Saved data entries

..........

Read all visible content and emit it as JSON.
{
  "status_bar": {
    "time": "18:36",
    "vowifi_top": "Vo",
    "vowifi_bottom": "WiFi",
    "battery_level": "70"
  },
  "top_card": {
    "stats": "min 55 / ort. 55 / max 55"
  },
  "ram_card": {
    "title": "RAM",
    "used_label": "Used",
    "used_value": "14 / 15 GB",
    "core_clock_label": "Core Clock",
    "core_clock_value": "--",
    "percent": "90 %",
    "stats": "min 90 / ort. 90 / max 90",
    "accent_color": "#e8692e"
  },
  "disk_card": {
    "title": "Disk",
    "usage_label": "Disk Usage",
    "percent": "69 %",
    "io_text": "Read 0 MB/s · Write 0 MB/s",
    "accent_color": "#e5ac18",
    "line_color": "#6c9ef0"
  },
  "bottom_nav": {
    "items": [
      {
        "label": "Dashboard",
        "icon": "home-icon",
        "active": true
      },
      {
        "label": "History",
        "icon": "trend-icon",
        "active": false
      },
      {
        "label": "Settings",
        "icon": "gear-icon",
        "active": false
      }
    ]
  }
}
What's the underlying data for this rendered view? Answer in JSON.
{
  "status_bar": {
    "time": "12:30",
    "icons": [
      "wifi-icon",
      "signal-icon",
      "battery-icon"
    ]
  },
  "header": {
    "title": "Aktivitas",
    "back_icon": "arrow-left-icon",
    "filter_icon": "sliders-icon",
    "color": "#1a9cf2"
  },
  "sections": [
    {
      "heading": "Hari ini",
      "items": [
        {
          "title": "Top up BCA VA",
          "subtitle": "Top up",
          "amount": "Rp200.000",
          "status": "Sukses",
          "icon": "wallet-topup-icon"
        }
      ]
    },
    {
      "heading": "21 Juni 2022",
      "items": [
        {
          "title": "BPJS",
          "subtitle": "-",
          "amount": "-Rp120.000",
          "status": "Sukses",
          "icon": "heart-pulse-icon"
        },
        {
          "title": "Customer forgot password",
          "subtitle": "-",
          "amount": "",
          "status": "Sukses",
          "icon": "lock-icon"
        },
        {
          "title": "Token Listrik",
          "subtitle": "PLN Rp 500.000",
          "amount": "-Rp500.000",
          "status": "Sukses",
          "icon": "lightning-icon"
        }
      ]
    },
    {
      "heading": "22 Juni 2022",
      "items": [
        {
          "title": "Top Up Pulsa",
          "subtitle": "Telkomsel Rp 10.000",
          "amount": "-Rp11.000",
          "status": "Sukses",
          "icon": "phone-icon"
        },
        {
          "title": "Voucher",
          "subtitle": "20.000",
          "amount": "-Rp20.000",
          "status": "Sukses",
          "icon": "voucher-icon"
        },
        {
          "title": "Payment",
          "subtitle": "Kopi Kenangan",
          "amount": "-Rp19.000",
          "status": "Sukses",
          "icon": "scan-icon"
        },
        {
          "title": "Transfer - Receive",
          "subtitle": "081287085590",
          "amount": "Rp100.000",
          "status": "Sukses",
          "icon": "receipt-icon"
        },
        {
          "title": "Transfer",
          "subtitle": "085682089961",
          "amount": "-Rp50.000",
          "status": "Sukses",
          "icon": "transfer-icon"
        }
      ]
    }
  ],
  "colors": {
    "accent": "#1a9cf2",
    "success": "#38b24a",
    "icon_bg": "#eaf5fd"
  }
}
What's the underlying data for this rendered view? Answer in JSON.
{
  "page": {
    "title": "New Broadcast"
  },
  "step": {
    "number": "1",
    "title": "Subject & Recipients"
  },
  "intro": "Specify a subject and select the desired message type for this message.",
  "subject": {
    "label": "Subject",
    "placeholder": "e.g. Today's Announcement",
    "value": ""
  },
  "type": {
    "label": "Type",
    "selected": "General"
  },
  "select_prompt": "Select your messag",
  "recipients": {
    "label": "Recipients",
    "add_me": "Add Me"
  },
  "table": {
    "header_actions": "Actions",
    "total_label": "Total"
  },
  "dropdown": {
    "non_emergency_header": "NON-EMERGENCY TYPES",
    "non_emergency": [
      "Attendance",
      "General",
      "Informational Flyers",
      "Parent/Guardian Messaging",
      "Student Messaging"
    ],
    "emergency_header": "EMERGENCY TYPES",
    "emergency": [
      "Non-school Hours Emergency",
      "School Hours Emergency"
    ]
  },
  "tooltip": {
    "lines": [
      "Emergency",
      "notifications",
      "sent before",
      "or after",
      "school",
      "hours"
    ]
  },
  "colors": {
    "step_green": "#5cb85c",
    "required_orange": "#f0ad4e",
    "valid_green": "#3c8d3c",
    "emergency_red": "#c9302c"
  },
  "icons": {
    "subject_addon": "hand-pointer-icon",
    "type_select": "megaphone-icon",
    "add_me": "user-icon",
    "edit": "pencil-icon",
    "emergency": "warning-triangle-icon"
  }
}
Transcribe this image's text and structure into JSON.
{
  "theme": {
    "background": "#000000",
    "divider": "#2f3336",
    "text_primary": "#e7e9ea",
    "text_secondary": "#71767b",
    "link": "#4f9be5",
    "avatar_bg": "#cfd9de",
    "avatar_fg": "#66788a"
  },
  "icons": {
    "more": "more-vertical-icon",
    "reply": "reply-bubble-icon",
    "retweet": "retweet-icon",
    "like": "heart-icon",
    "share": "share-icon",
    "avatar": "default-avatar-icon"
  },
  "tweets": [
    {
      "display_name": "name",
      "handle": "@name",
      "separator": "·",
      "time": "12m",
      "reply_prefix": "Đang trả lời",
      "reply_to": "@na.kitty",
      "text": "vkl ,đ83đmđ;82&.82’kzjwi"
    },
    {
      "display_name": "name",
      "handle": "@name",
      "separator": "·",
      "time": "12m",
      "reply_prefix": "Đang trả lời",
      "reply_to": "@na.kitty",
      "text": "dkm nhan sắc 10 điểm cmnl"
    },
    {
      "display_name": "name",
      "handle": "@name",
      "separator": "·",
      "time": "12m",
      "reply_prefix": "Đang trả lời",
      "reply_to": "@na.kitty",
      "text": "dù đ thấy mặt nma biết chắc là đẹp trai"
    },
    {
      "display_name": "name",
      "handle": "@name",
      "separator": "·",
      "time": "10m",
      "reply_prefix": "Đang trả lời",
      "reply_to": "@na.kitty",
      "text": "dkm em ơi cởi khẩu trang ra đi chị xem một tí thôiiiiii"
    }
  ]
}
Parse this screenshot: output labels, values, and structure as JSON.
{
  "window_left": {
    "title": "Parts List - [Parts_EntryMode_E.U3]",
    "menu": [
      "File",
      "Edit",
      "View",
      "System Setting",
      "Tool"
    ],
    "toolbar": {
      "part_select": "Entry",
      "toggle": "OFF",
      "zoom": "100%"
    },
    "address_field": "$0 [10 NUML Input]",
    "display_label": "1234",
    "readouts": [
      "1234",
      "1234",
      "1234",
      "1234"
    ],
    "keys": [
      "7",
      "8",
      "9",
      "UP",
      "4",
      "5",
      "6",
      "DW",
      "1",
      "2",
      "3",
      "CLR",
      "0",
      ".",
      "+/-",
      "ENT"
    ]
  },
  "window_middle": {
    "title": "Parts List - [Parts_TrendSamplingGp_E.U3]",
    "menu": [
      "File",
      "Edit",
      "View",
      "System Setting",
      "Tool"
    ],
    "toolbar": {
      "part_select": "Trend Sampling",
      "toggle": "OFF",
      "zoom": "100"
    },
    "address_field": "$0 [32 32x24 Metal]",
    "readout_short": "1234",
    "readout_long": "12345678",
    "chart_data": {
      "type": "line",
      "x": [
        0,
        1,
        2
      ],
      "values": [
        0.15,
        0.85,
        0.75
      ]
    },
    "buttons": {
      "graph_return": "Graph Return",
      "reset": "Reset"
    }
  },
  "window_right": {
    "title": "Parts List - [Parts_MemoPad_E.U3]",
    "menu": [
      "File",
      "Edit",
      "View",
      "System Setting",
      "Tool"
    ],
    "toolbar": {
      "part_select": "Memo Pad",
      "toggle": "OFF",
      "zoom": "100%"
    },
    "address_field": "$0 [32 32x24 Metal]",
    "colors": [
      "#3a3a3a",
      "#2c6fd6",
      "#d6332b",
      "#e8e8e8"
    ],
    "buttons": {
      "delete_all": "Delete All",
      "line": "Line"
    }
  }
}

..........

## Exercise
Give the number of lines in the listing above that contain "TYPES", and nothing else.

## The response
2